[TO BE DONE] Using the material below, copy every line where "JSON" appears.

==== SUPPLIED DATA

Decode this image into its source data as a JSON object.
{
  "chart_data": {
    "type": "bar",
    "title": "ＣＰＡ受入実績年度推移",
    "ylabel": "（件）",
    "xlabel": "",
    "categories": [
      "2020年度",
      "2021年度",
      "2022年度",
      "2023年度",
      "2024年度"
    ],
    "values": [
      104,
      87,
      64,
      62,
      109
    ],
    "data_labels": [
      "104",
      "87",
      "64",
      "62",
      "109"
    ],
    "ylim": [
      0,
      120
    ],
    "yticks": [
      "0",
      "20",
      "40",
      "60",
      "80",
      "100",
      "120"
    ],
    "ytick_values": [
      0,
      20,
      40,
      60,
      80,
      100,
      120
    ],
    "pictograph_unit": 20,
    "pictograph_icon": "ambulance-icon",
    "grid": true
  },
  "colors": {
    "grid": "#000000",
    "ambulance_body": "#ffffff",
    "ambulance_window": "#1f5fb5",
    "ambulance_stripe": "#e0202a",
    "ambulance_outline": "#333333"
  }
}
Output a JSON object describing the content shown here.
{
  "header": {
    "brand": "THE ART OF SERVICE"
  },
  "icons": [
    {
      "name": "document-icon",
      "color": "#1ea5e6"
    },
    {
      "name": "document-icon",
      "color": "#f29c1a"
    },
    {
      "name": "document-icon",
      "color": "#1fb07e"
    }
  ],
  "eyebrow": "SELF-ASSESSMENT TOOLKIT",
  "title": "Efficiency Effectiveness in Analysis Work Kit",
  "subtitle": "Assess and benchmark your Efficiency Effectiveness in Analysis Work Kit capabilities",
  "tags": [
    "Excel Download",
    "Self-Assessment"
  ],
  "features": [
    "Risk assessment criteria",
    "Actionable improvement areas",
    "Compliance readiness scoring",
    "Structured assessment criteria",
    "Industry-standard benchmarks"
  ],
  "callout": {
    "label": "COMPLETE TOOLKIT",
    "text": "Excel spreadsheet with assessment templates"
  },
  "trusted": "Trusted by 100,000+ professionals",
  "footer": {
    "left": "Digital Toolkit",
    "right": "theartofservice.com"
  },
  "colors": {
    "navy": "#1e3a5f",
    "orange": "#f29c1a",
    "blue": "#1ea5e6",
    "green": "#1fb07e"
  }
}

========

[IN RESPONSE]
Decode this image into its source data as a JSON object.
Output a JSON object describing the content shown here.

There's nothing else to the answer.